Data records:

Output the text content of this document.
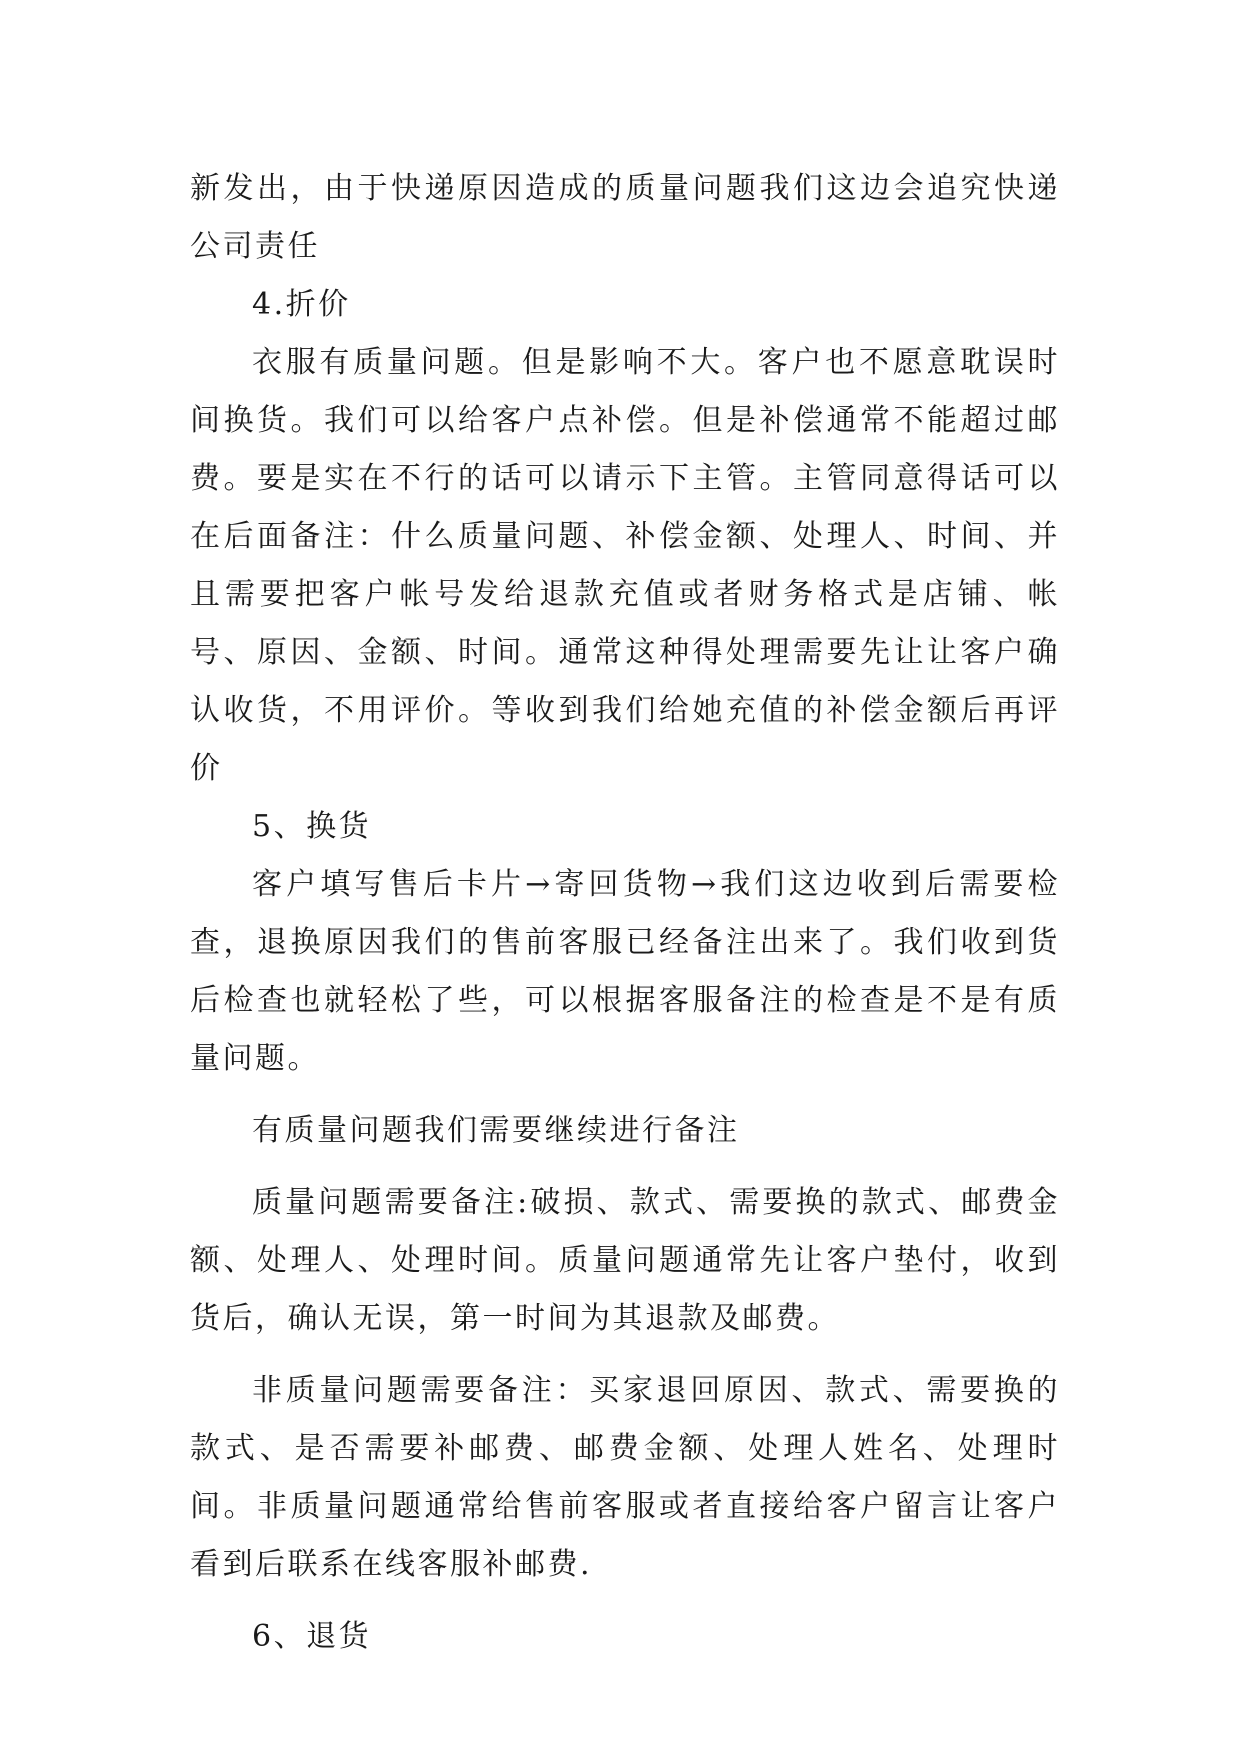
新发出，由于快递原因造成的质量问题我们这边会追究快递公司责任

4.折价

衣服有质量问题。但是影响不大。客户也不愿意耽误时间换货。我们可以给客户点补偿。但是补偿通常不能超过邮费。要是实在不行的话可以请示下主管。主管同意得话可以在后面备注：什么质量问题、补偿金额、处理人、时间、并且需要把客户帐号发给退款充值或者财务格式是店铺、帐号、原因、金额、时间。通常这种得处理需要先让让客户确认收货，不用评价。等收到我们给她充值的补偿金额后再评价

5、换货

客户填写售后卡片→寄回货物→我们这边收到后需要检查，退换原因我们的售前客服已经备注出来了。我们收到货后检查也就轻松了些，可以根据客服备注的检查是不是有质量问题。

有质量问题我们需要继续进行备注

质量问题需要备注:破损、款式、需要换的款式、邮费金额、处理人、处理时间。质量问题通常先让客户垫付，收到货后，确认无误，第一时间为其退款及邮费。

非质量问题需要备注：买家退回原因、款式、需要换的款式、是否需要补邮费、邮费金额、处理人姓名、处理时间。非质量问题通常给售前客服或者直接给客户留言让客户看到后联系在线客服补邮费.

6、退货
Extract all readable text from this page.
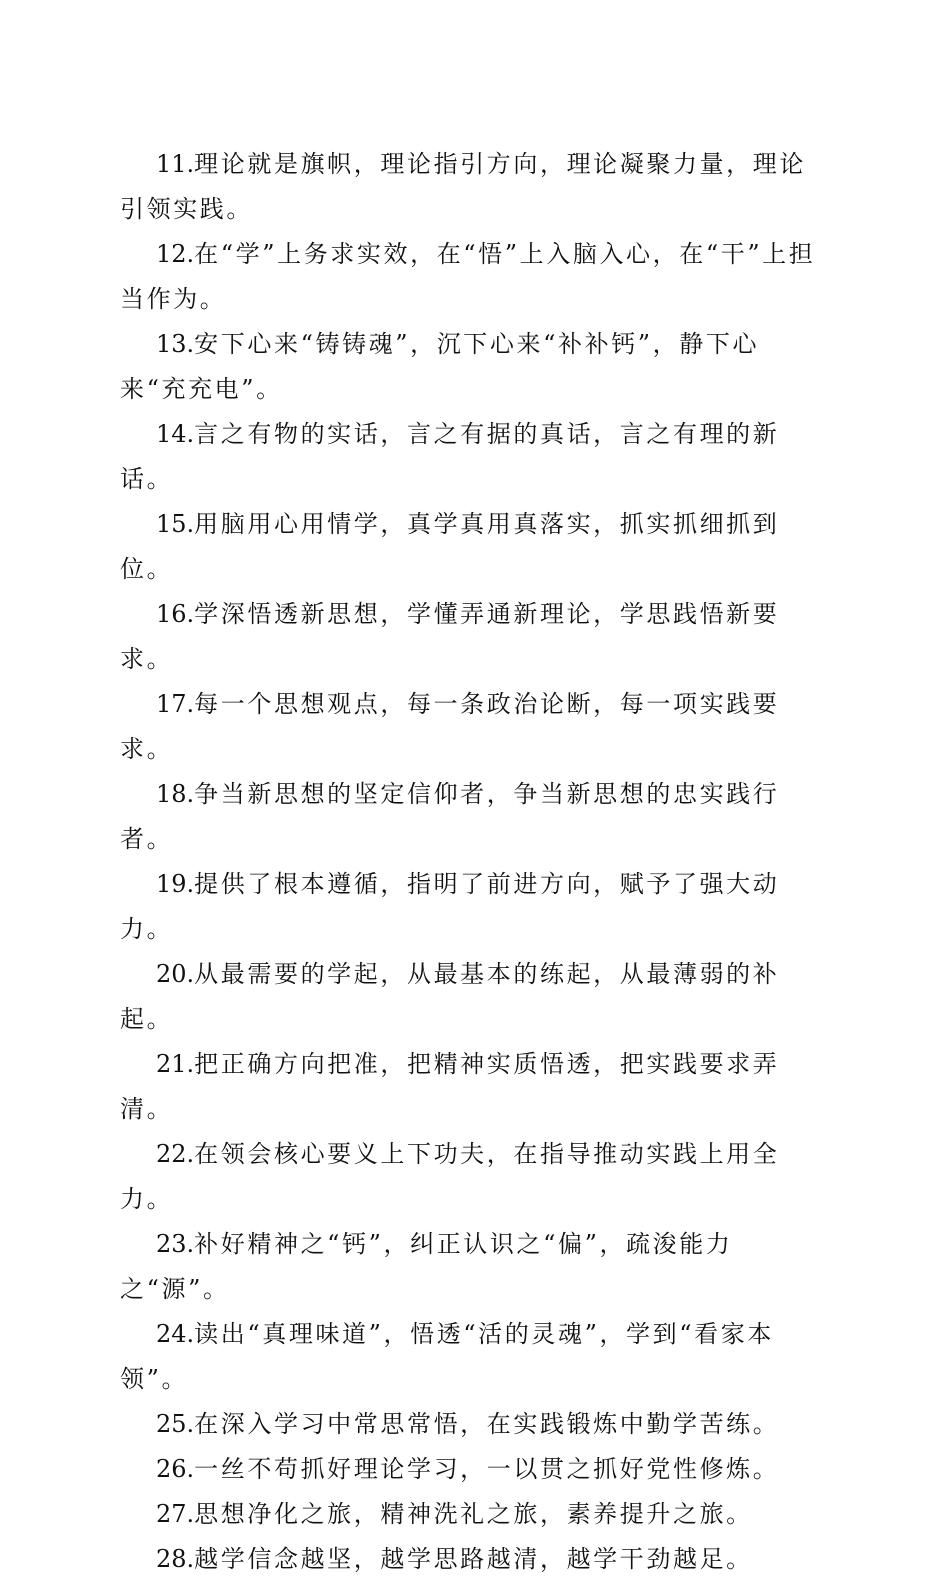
11.理论就是旗帜，理论指引方向，理论凝聚力量，理论引领实践。

12.在“学”上务求实效，在“悟”上入脑入心，在“干”上担当作为。

13.安下心来“铸铸魂”，沉下心来“补补钙”，静下心来“充充电”。

14.言之有物的实话，言之有据的真话，言之有理的新话。

15.用脑用心用情学，真学真用真落实，抓实抓细抓到位。

16.学深悟透新思想，学懂弄通新理论，学思践悟新要求。

17.每一个思想观点，每一条政治论断，每一项实践要求。

18.争当新思想的坚定信仰者，争当新思想的忠实践行者。

19.提供了根本遵循，指明了前进方向，赋予了强大动力。

20.从最需要的学起，从最基本的练起，从最薄弱的补起。

21.把正确方向把准，把精神实质悟透，把实践要求弄清。

22.在领会核心要义上下功夫，在指导推动实践上用全力。

23.补好精神之“钙”，纠正认识之“偏”，疏浚能力之“源”。

24.读出“真理味道”，悟透“活的灵魂”，学到“看家本领”。

25.在深入学习中常思常悟，在实践锻炼中勤学苦练。

26.一丝不苟抓好理论学习，一以贯之抓好党性修炼。

27.思想净化之旅，精神洗礼之旅，素养提升之旅。

28.越学信念越坚，越学思路越清，越学干劲越足。
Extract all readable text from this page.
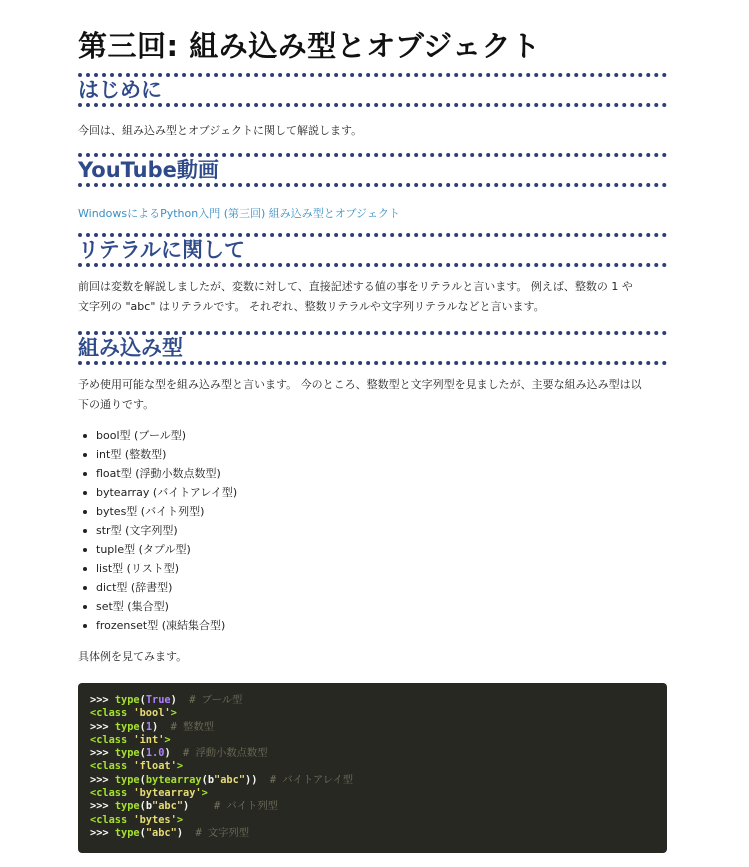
第三回: 組み込み型とオブジェクト
はじめに

今回は、組み込み型とオブジェクトに関して解説します。

YouTube動画
WindowsによるPython入門 (第三回) 組み込み型とオブジェクト
リテラルに関して

前回は変数を解説しましたが、変数に対して、直接記述する値の事をリテラルと言います。 例えば、整数の 1 や

文字列の "abc" はリテラルです。 それぞれ、整数リテラルや文字列リテラルなどと言います。

組み込み型

予め使用可能な型を組み込み型と言います。 今のところ、整数型と文字列型を見ましたが、主要な組み込み型は以

下の通りです。

bool型 (ブール型)
int型 (整数型)
float型 (浮動小数点数型)
bytearray (バイトアレイ型)
bytes型 (バイト列型)
str型 (文字列型)
tuple型 (タプル型)
list型 (リスト型)
dict型 (辞書型)
set型 (集合型)
frozenset型 (凍結集合型)

具体例を見てみます。

>>> type(True)  # ブール型
<class 'bool'>
>>> type(1)  # 整数型
<class 'int'>
>>> type(1.0)  # 浮動小数点数型
<class 'float'>
>>> type(bytearray(b"abc"))  # バイトアレイ型
<class 'bytearray'>
>>> type(b"abc")    # バイト列型
<class 'bytes'>
>>> type("abc")  # 文字列型
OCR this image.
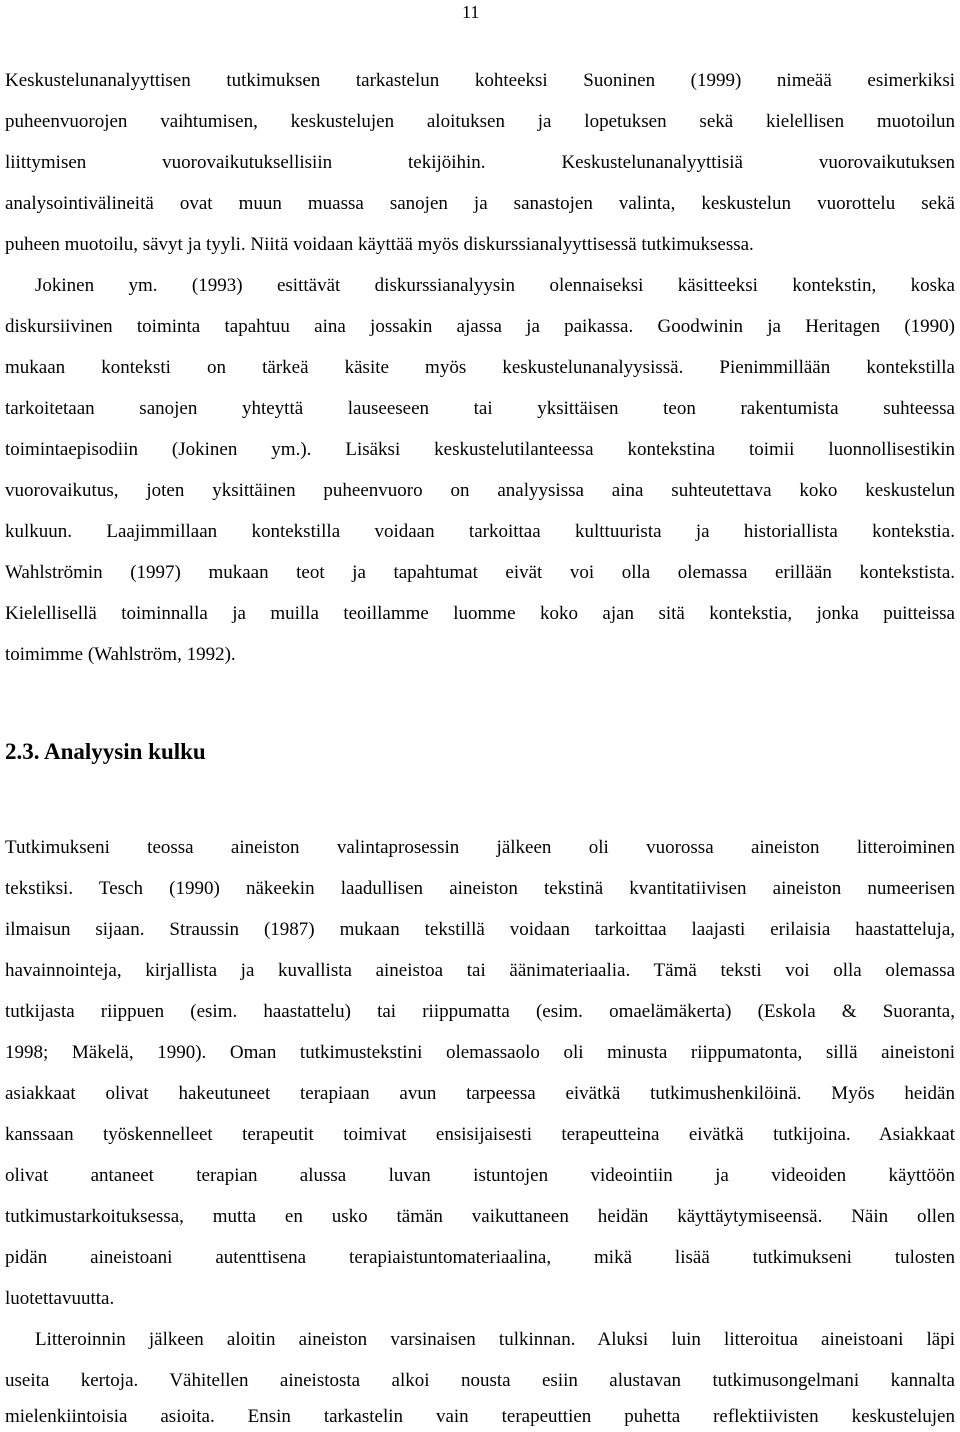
11

Keskustelunanalyyttisen tutkimuksen tarkastelun kohteeksi Suoninen (1999) nimeää esimerkiksi

puheenvuorojen vaihtumisen, keskustelujen aloituksen ja lopetuksen sekä kielellisen muotoilun

liittymisen vuorovaikutuksellisiin tekijöihin. Keskustelunanalyyttisiä vuorovaikutuksen

analysointivälineitä ovat muun muassa sanojen ja sanastojen valinta, keskustelun vuorottelu sekä

puheen muotoilu, sävyt ja tyyli. Niitä voidaan käyttää myös diskurssianalyyttisessä tutkimuksessa.

Jokinen ym. (1993) esittävät diskurssianalyysin olennaiseksi käsitteeksi kontekstin, koska

diskursiivinen toiminta tapahtuu aina jossakin ajassa ja paikassa. Goodwinin ja Heritagen (1990)

mukaan konteksti on tärkeä käsite myös keskustelunanalyysissä. Pienimmillään kontekstilla

tarkoitetaan sanojen yhteyttä lauseeseen tai yksittäisen teon rakentumista suhteessa

toimintaepisodiin (Jokinen ym.). Lisäksi keskustelutilanteessa kontekstina toimii luonnollisestikin

vuorovaikutus, joten yksittäinen puheenvuoro on analyysissa aina suhteutettava koko keskustelun

kulkuun. Laajimmillaan kontekstilla voidaan tarkoittaa kulttuurista ja historiallista kontekstia.

Wahlströmin (1997) mukaan teot ja tapahtumat eivät voi olla olemassa erillään kontekstista.

Kielellisellä toiminnalla ja muilla teoillamme luomme koko ajan sitä kontekstia, jonka puitteissa

toimimme (Wahlström, 1992).

2.3. Analyysin kulku

Tutkimukseni teossa aineiston valintaprosessin jälkeen oli vuorossa aineiston litteroiminen

tekstiksi. Tesch (1990) näkeekin laadullisen aineiston tekstinä kvantitatiivisen aineiston numeerisen

ilmaisun sijaan. Straussin (1987) mukaan tekstillä voidaan tarkoittaa laajasti erilaisia haastatteluja,

havainnointeja, kirjallista ja kuvallista aineistoa tai äänimateriaalia. Tämä teksti voi olla olemassa

tutkijasta riippuen (esim. haastattelu) tai riippumatta (esim. omaelämäkerta) (Eskola & Suoranta,

1998; Mäkelä, 1990). Oman tutkimustekstini olemassaolo oli minusta riippumatonta, sillä aineistoni

asiakkaat olivat hakeutuneet terapiaan avun tarpeessa eivätkä tutkimushenkilöinä. Myös heidän

kanssaan työskennelleet terapeutit toimivat ensisijaisesti terapeutteina eivätkä tutkijoina. Asiakkaat

olivat antaneet terapian alussa luvan istuntojen videointiin ja videoiden käyttöön

tutkimustarkoituksessa, mutta en usko tämän vaikuttaneen heidän käyttäytymiseensä. Näin ollen

pidän aineistoani autenttisena terapiaistuntomateriaalina, mikä lisää tutkimukseni tulosten

luotettavuutta.

Litteroinnin jälkeen aloitin aineiston varsinaisen tulkinnan. Aluksi luin litteroitua aineistoani läpi

useita kertoja. Vähitellen aineistosta alkoi nousta esiin alustavan tutkimusongelmani kannalta

mielenkiintoisia asioita. Ensin tarkastelin vain terapeuttien puhetta reflektiivisten keskustelujen
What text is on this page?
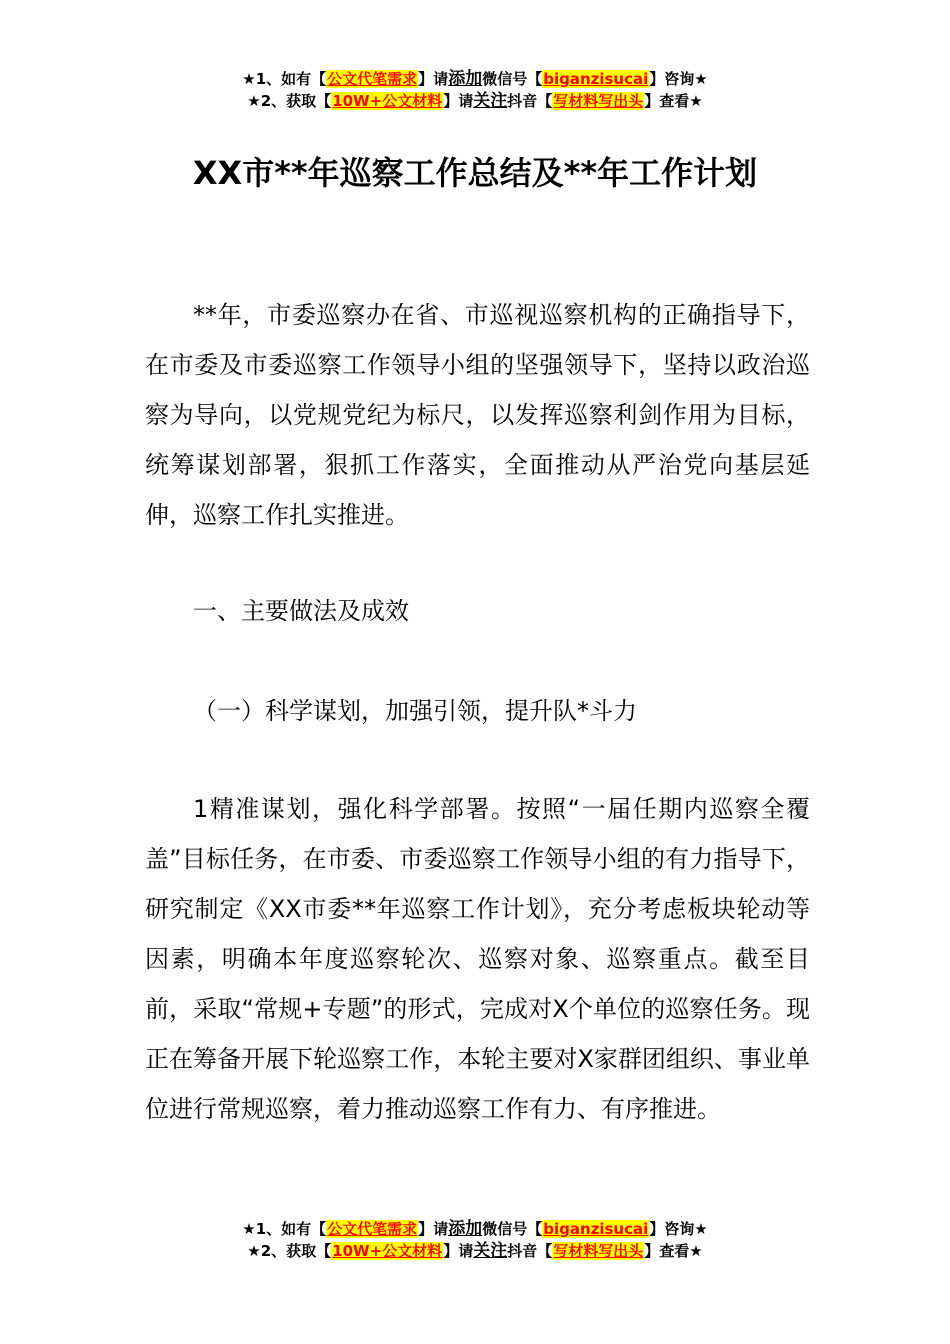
★1、如有【公文代笔需求】请添加微信号【biganzisucai】咨询★
★2、获取【10W+公文材料】请关注抖音【写材料写出头】查看★
XX市**年巡察工作总结及**年工作计划

**年，市委巡察办在省、市巡视巡察机构的正确指导下，在市委及市委巡察工作领导小组的坚强领导下，坚持以政治巡察为导向，以党规党纪为标尺，以发挥巡察利剑作用为目标，统筹谋划部署，狠抓工作落实，全面推动从严治党向基层延伸，巡察工作扎实推进。

一、主要做法及成效

（一）科学谋划，加强引领，提升队*斗力

1精准谋划，强化科学部署。按照“一届任期内巡察全覆盖”目标任务，在市委、市委巡察工作领导小组的有力指导下，研究制定《XX市委**年巡察工作计划》，充分考虑板块轮动等因素，明确本年度巡察轮次、巡察对象、巡察重点。截至目前，采取“常规+专题”的形式，完成对X个单位的巡察任务。现正在筹备开展下轮巡察工作，本轮主要对X家群团组织、事业单位进行常规巡察，着力推动巡察工作有力、有序推进。

★1、如有【公文代笔需求】请添加微信号【biganzisucai】咨询★
★2、获取【10W+公文材料】请关注抖音【写材料写出头】查看★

_WORK TO BE COMPLETED:_ From the listing above, copy every line that holds the string "heidän".

_PROBLEM SOLUTION:_
asiakkaat olivat hakeutuneet terapiaan avun tarpeessa eivätkä tutkimushenkilöinä. Myös heidän
tutkimustarkoituksessa, mutta en usko tämän vaikuttaneen heidän käyttäytymiseensä. Näin ollen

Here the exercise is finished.